What you have to do
Return all of the data exactly as written, without the pictures.

━━━━━━━━

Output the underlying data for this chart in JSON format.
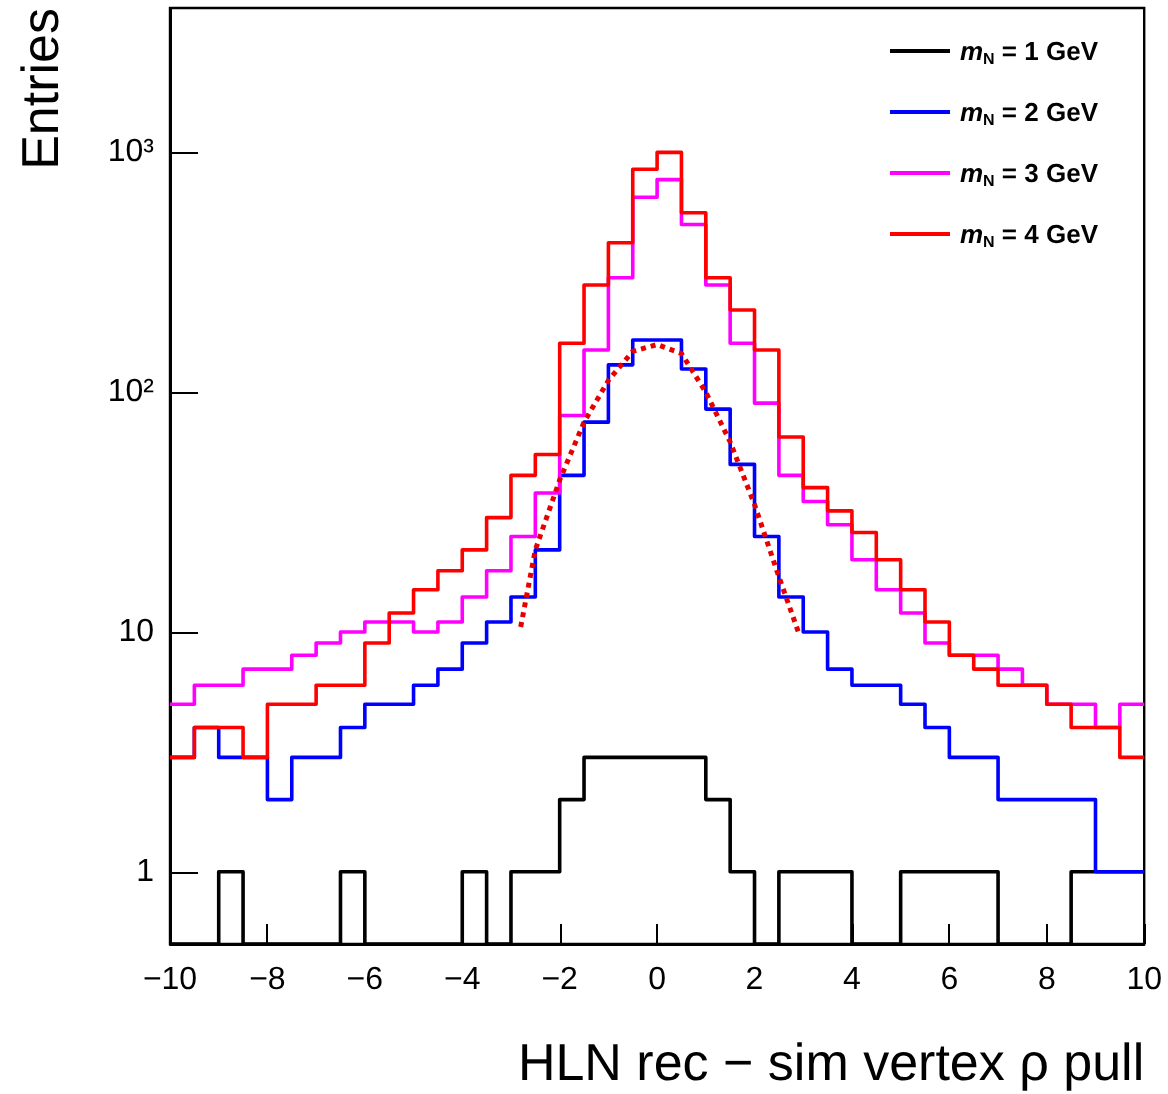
{
  "chart_data": {
    "type": "histogram",
    "xlabel": "HLN rec − sim vertex ρ pull",
    "ylabel": "Entries",
    "bins": [
      -10,
      -9.5,
      -9,
      -8.5,
      -8,
      -7.5,
      -7,
      -6.5,
      -6,
      -5.5,
      -5,
      -4.5,
      -4,
      -3.5,
      -3,
      -2.5,
      -2,
      -1.5,
      -1,
      -0.5,
      0,
      0.5,
      1,
      1.5,
      2,
      2.5,
      3,
      3.5,
      4,
      4.5,
      5,
      5.5,
      6,
      6.5,
      7,
      7.5,
      8,
      8.5,
      9,
      9.5,
      10
    ],
    "series": [
      {
        "name": "m$_{N}$ = 1 GeV",
        "color": "#000000",
        "values": [
          null,
          null,
          1,
          null,
          null,
          null,
          null,
          1,
          null,
          null,
          null,
          null,
          1,
          null,
          1,
          1,
          2,
          3,
          3,
          3,
          3,
          3,
          2,
          1,
          null,
          1,
          1,
          1,
          null,
          null,
          1,
          1,
          1,
          1,
          null,
          null,
          null,
          1,
          1,
          1
        ]
      },
      {
        "name": "m$_{N}$ = 2 GeV",
        "color": "#0000ff",
        "values": [
          3,
          4,
          3,
          3,
          2,
          3,
          3,
          4,
          5,
          5,
          6,
          7,
          9,
          11,
          14,
          22,
          45,
          75,
          130,
          165,
          165,
          125,
          85,
          50,
          25,
          14,
          10,
          7,
          6,
          6,
          5,
          4,
          3,
          3,
          2,
          2,
          2,
          2,
          1,
          1
        ]
      },
      {
        "name": "m$_{N}$ = 3 GeV",
        "color": "#ff00ff",
        "values": [
          5,
          6,
          6,
          7,
          7,
          8,
          9,
          10,
          11,
          11,
          10,
          11,
          14,
          18,
          25,
          38,
          80,
          150,
          300,
          650,
          770,
          500,
          280,
          160,
          90,
          45,
          35,
          28,
          20,
          15,
          12,
          9,
          8,
          8,
          7,
          6,
          5,
          5,
          4,
          5
        ]
      },
      {
        "name": "m$_{N}$ = 4 GeV",
        "color": "#ff0000",
        "values": [
          3,
          4,
          4,
          3,
          5,
          5,
          6,
          6,
          9,
          12,
          15,
          18,
          22,
          30,
          45,
          55,
          160,
          280,
          420,
          850,
          1000,
          560,
          300,
          220,
          150,
          65,
          40,
          32,
          26,
          20,
          15,
          11,
          8,
          7,
          6,
          6,
          5,
          4,
          4,
          3
        ]
      },
      {
        "type": "line",
        "color": "#e60000",
        "line_style": "dotted",
        "marker": "none",
        "x": [
          -2.8,
          -2.5,
          -2,
          -1.5,
          -1,
          -0.5,
          0,
          0.5,
          1,
          1.5,
          2,
          2.5,
          2.9
        ],
        "values": [
          10.5,
          22,
          43,
          75,
          112,
          148,
          158,
          145,
          100,
          62,
          34,
          17,
          10
        ]
      }
    ],
    "xlim": [
      -10,
      10
    ],
    "xticks": [
      -10,
      -8,
      -6,
      -4,
      -2,
      0,
      2,
      4,
      6,
      8,
      10
    ],
    "ylim": [
      0.5,
      4000
    ],
    "yticks": [
      1,
      10,
      {
        "value": 100,
        "label": "10²"
      },
      {
        "value": 1000,
        "label": "10³"
      }
    ],
    "log": "y",
    "grid": false,
    "legend": "top right"
  }
}
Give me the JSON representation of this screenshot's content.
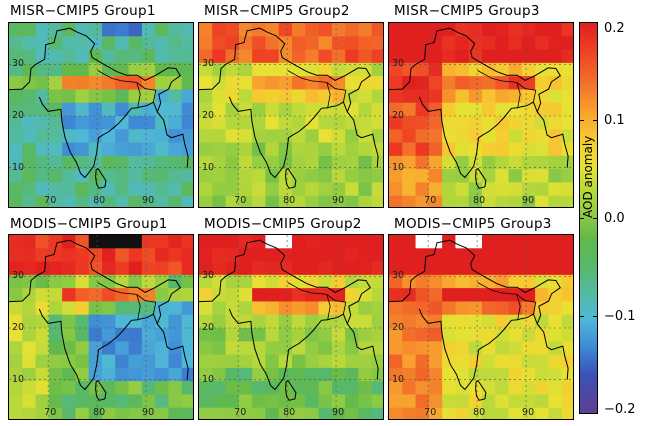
{
  "panels": [
    {
      "title": "MISR−CMIP5 Group1",
      "group": 1,
      "dataset": "MISR"
    },
    {
      "title": "MISR−CMIP5 Group2",
      "group": 2,
      "dataset": "MISR"
    },
    {
      "title": "MISR−CMIP5 Group3",
      "group": 3,
      "dataset": "MISR"
    },
    {
      "title": "MODIS−CMIP5 Group1",
      "group": 1,
      "dataset": "MODIS"
    },
    {
      "title": "MODIS−CMIP5 Group2",
      "group": 2,
      "dataset": "MODIS"
    },
    {
      "title": "MODIS−CMIP5 Group3",
      "group": 3,
      "dataset": "MODIS"
    }
  ],
  "lon_ticks": [
    "70",
    "80",
    "90"
  ],
  "lat_ticks": [
    "30",
    "20",
    "10"
  ],
  "colorbar": {
    "label": "AOD anomaly",
    "ticks": [
      "0.2",
      "0.1",
      "0.0",
      "−0.1",
      "−0.2"
    ],
    "range": [
      -0.2,
      0.2
    ]
  },
  "colors": {
    "strong_positive": "#e31e1e",
    "positive": "#f7a12e",
    "weak_positive": "#e8e133",
    "neutral": "#62b94a",
    "weak_negative": "#53bba7",
    "negative": "#4fb8d7",
    "strong_negative": "#3a4fb5",
    "missing": "#ffffff"
  }
}
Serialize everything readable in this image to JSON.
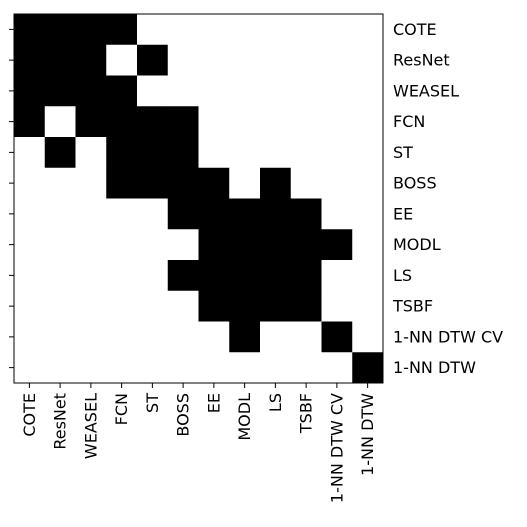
{
  "chart_data": {
    "type": "heatmap",
    "title": "",
    "xlabel": "",
    "ylabel": "",
    "colors": {
      "filled": "#000000",
      "empty": "#ffffff"
    },
    "grid": false,
    "legend": "none",
    "row_labels": [
      "COTE",
      "ResNet",
      "WEASEL",
      "FCN",
      "ST",
      "BOSS",
      "EE",
      "MODL",
      "LS",
      "TSBF",
      "1-NN DTW CV",
      "1-NN DTW"
    ],
    "col_labels": [
      "COTE",
      "ResNet",
      "WEASEL",
      "FCN",
      "ST",
      "BOSS",
      "EE",
      "MODL",
      "LS",
      "TSBF",
      "1-NN DTW CV",
      "1-NN DTW"
    ],
    "matrix": [
      [
        1,
        1,
        1,
        1,
        0,
        0,
        0,
        0,
        0,
        0,
        0,
        0
      ],
      [
        1,
        1,
        1,
        0,
        1,
        0,
        0,
        0,
        0,
        0,
        0,
        0
      ],
      [
        1,
        1,
        1,
        1,
        0,
        0,
        0,
        0,
        0,
        0,
        0,
        0
      ],
      [
        1,
        0,
        1,
        1,
        1,
        1,
        0,
        0,
        0,
        0,
        0,
        0
      ],
      [
        0,
        1,
        0,
        1,
        1,
        1,
        0,
        0,
        0,
        0,
        0,
        0
      ],
      [
        0,
        0,
        0,
        1,
        1,
        1,
        1,
        0,
        1,
        0,
        0,
        0
      ],
      [
        0,
        0,
        0,
        0,
        0,
        1,
        1,
        1,
        1,
        1,
        0,
        0
      ],
      [
        0,
        0,
        0,
        0,
        0,
        0,
        1,
        1,
        1,
        1,
        1,
        0
      ],
      [
        0,
        0,
        0,
        0,
        0,
        1,
        1,
        1,
        1,
        1,
        0,
        0
      ],
      [
        0,
        0,
        0,
        0,
        0,
        0,
        1,
        1,
        1,
        1,
        0,
        0
      ],
      [
        0,
        0,
        0,
        0,
        0,
        0,
        0,
        1,
        0,
        0,
        1,
        0
      ],
      [
        0,
        0,
        0,
        0,
        0,
        0,
        0,
        0,
        0,
        0,
        0,
        1
      ]
    ]
  }
}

━━━━━━━━

Answer in full
Output the underlying data for this chart in JSON format.
{
  "chart_data": {
    "type": "histogram",
    "xlabel": "HLN rec − sim vertex ρ pull",
    "ylabel": "Entries",
    "bins": [
      -10,
      -9.5,
      -9,
      -8.5,
      -8,
      -7.5,
      -7,
      -6.5,
      -6,
      -5.5,
      -5,
      -4.5,
      -4,
      -3.5,
      -3,
      -2.5,
      -2,
      -1.5,
      -1,
      -0.5,
      0,
      0.5,
      1,
      1.5,
      2,
      2.5,
      3,
      3.5,
      4,
      4.5,
      5,
      5.5,
      6,
      6.5,
      7,
      7.5,
      8,
      8.5,
      9,
      9.5,
      10
    ],
    "series": [
      {
        "name": "m$_{N}$ = 1 GeV",
        "color": "#000000",
        "values": [
          null,
          null,
          1,
          null,
          null,
          null,
          null,
          1,
          null,
          null,
          null,
          null,
          1,
          null,
          1,
          1,
          2,
          3,
          3,
          3,
          3,
          3,
          2,
          1,
          null,
          1,
          1,
          1,
          null,
          null,
          1,
          1,
          1,
          1,
          null,
          null,
          null,
          1,
          1,
          1
        ]
      },
      {
        "name": "m$_{N}$ = 2 GeV",
        "color": "#0000ff",
        "values": [
          3,
          4,
          3,
          3,
          2,
          3,
          3,
          4,
          5,
          5,
          6,
          7,
          9,
          11,
          14,
          22,
          45,
          75,
          130,
          165,
          165,
          125,
          85,
          50,
          25,
          14,
          10,
          7,
          6,
          6,
          5,
          4,
          3,
          3,
          2,
          2,
          2,
          2,
          1,
          1
        ]
      },
      {
        "name": "m$_{N}$ = 3 GeV",
        "color": "#ff00ff",
        "values": [
          5,
          6,
          6,
          7,
          7,
          8,
          9,
          10,
          11,
          11,
          10,
          11,
          14,
          18,
          25,
          38,
          80,
          150,
          300,
          650,
          770,
          500,
          280,
          160,
          90,
          45,
          35,
          28,
          20,
          15,
          12,
          9,
          8,
          8,
          7,
          6,
          5,
          5,
          4,
          5
        ]
      },
      {
        "name": "m$_{N}$ = 4 GeV",
        "color": "#ff0000",
        "values": [
          3,
          4,
          4,
          3,
          5,
          5,
          6,
          6,
          9,
          12,
          15,
          18,
          22,
          30,
          45,
          55,
          160,
          280,
          420,
          850,
          1000,
          560,
          300,
          220,
          150,
          65,
          40,
          32,
          26,
          20,
          15,
          11,
          8,
          7,
          6,
          6,
          5,
          4,
          4,
          3
        ]
      },
      {
        "type": "line",
        "color": "#e60000",
        "line_style": "dotted",
        "marker": "none",
        "x": [
          -2.8,
          -2.5,
          -2,
          -1.5,
          -1,
          -0.5,
          0,
          0.5,
          1,
          1.5,
          2,
          2.5,
          2.9
        ],
        "values": [
          10.5,
          22,
          43,
          75,
          112,
          148,
          158,
          145,
          100,
          62,
          34,
          17,
          10
        ]
      }
    ],
    "xlim": [
      -10,
      10
    ],
    "xticks": [
      -10,
      -8,
      -6,
      -4,
      -2,
      0,
      2,
      4,
      6,
      8,
      10
    ],
    "ylim": [
      0.5,
      4000
    ],
    "yticks": [
      1,
      10,
      {
        "value": 100,
        "label": "10²"
      },
      {
        "value": 1000,
        "label": "10³"
      }
    ],
    "log": "y",
    "grid": false,
    "legend": "top right"
  }
}
Give me the JSON representation of this screenshot's content.
{
  "panels": [
    {
      "title": "MISR−CMIP5 Group1",
      "group": 1,
      "dataset": "MISR"
    },
    {
      "title": "MISR−CMIP5 Group2",
      "group": 2,
      "dataset": "MISR"
    },
    {
      "title": "MISR−CMIP5 Group3",
      "group": 3,
      "dataset": "MISR"
    },
    {
      "title": "MODIS−CMIP5 Group1",
      "group": 1,
      "dataset": "MODIS"
    },
    {
      "title": "MODIS−CMIP5 Group2",
      "group": 2,
      "dataset": "MODIS"
    },
    {
      "title": "MODIS−CMIP5 Group3",
      "group": 3,
      "dataset": "MODIS"
    }
  ],
  "lon_ticks": [
    "70",
    "80",
    "90"
  ],
  "lat_ticks": [
    "30",
    "20",
    "10"
  ],
  "colorbar": {
    "label": "AOD anomaly",
    "ticks": [
      "0.2",
      "0.1",
      "0.0",
      "−0.1",
      "−0.2"
    ],
    "range": [
      -0.2,
      0.2
    ]
  },
  "colors": {
    "strong_positive": "#e31e1e",
    "positive": "#f7a12e",
    "weak_positive": "#e8e133",
    "neutral": "#62b94a",
    "weak_negative": "#53bba7",
    "negative": "#4fb8d7",
    "strong_negative": "#3a4fb5",
    "missing": "#ffffff"
  }
}
Serialize everything readable in this image to JSON.
{
  "chart_data": {
    "type": "heatmap",
    "title": "",
    "xlabel": "",
    "ylabel": "",
    "colors": {
      "filled": "#000000",
      "empty": "#ffffff"
    },
    "grid": false,
    "legend": "none",
    "row_labels": [
      "COTE",
      "ResNet",
      "WEASEL",
      "FCN",
      "ST",
      "BOSS",
      "EE",
      "MODL",
      "LS",
      "TSBF",
      "1-NN DTW CV",
      "1-NN DTW"
    ],
    "col_labels": [
      "COTE",
      "ResNet",
      "WEASEL",
      "FCN",
      "ST",
      "BOSS",
      "EE",
      "MODL",
      "LS",
      "TSBF",
      "1-NN DTW CV",
      "1-NN DTW"
    ],
    "matrix": [
      [
        1,
        1,
        1,
        1,
        0,
        0,
        0,
        0,
        0,
        0,
        0,
        0
      ],
      [
        1,
        1,
        1,
        0,
        1,
        0,
        0,
        0,
        0,
        0,
        0,
        0
      ],
      [
        1,
        1,
        1,
        1,
        0,
        0,
        0,
        0,
        0,
        0,
        0,
        0
      ],
      [
        1,
        0,
        1,
        1,
        1,
        1,
        0,
        0,
        0,
        0,
        0,
        0
      ],
      [
        0,
        1,
        0,
        1,
        1,
        1,
        0,
        0,
        0,
        0,
        0,
        0
      ],
      [
        0,
        0,
        0,
        1,
        1,
        1,
        1,
        0,
        1,
        0,
        0,
        0
      ],
      [
        0,
        0,
        0,
        0,
        0,
        1,
        1,
        1,
        1,
        1,
        0,
        0
      ],
      [
        0,
        0,
        0,
        0,
        0,
        0,
        1,
        1,
        1,
        1,
        1,
        0
      ],
      [
        0,
        0,
        0,
        0,
        0,
        1,
        1,
        1,
        1,
        1,
        0,
        0
      ],
      [
        0,
        0,
        0,
        0,
        0,
        0,
        1,
        1,
        1,
        1,
        0,
        0
      ],
      [
        0,
        0,
        0,
        0,
        0,
        0,
        0,
        1,
        0,
        0,
        1,
        0
      ],
      [
        0,
        0,
        0,
        0,
        0,
        0,
        0,
        0,
        0,
        0,
        0,
        1
      ]
    ]
  }
}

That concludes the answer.